Write out the listing below exactly, and omit any images you find in it.
○ ○ ○
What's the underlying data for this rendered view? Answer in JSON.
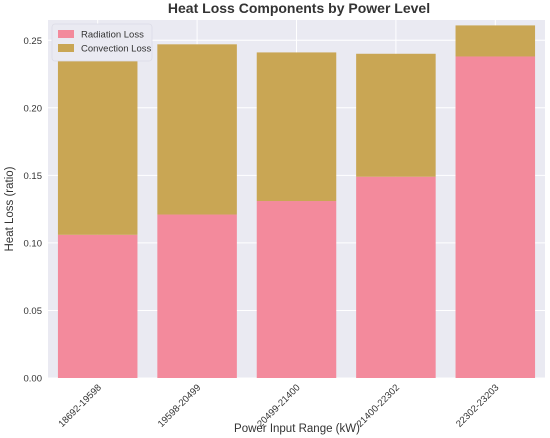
{
  "chart_data": {
    "type": "bar",
    "stacked": true,
    "title": "Heat Loss Components by Power Level",
    "xlabel": "Power Input Range (kW)",
    "ylabel": "Heat Loss (ratio)",
    "categories": [
      "18692-19598",
      "19598-20499",
      "20499-21400",
      "21400-22302",
      "22302-23203"
    ],
    "series": [
      {
        "name": "Radiation Loss",
        "color": "#f38a9c",
        "values": [
          0.106,
          0.121,
          0.131,
          0.149,
          0.238
        ]
      },
      {
        "name": "Convection Loss",
        "color": "#c9a654",
        "values": [
          0.143,
          0.126,
          0.11,
          0.091,
          0.023
        ]
      }
    ],
    "ylim": [
      0,
      0.265
    ],
    "yticks": [
      0.0,
      0.05,
      0.1,
      0.15,
      0.2,
      0.25
    ],
    "ytick_labels": [
      "0.00",
      "0.05",
      "0.10",
      "0.15",
      "0.20",
      "0.25"
    ],
    "grid": true,
    "legend_position": "top-left",
    "plot_background": "#eaeaf2"
  }
}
○ ○ ○
■ TASK RESPONSE:
What's the underlying data for this rendered view? Answer in JSON.
{
  "chart_data": {
    "type": "bar",
    "stacked": true,
    "title": "Heat Loss Components by Power Level",
    "xlabel": "Power Input Range (kW)",
    "ylabel": "Heat Loss (ratio)",
    "categories": [
      "18692-19598",
      "19598-20499",
      "20499-21400",
      "21400-22302",
      "22302-23203"
    ],
    "series": [
      {
        "name": "Radiation Loss",
        "color": "#f38a9c",
        "values": [
          0.106,
          0.121,
          0.131,
          0.149,
          0.238
        ]
      },
      {
        "name": "Convection Loss",
        "color": "#c9a654",
        "values": [
          0.143,
          0.126,
          0.11,
          0.091,
          0.023
        ]
      }
    ],
    "ylim": [
      0,
      0.265
    ],
    "yticks": [
      0.0,
      0.05,
      0.1,
      0.15,
      0.2,
      0.25
    ],
    "ytick_labels": [
      "0.00",
      "0.05",
      "0.10",
      "0.15",
      "0.20",
      "0.25"
    ],
    "grid": true,
    "legend_position": "top-left",
    "plot_background": "#eaeaf2"
  }
}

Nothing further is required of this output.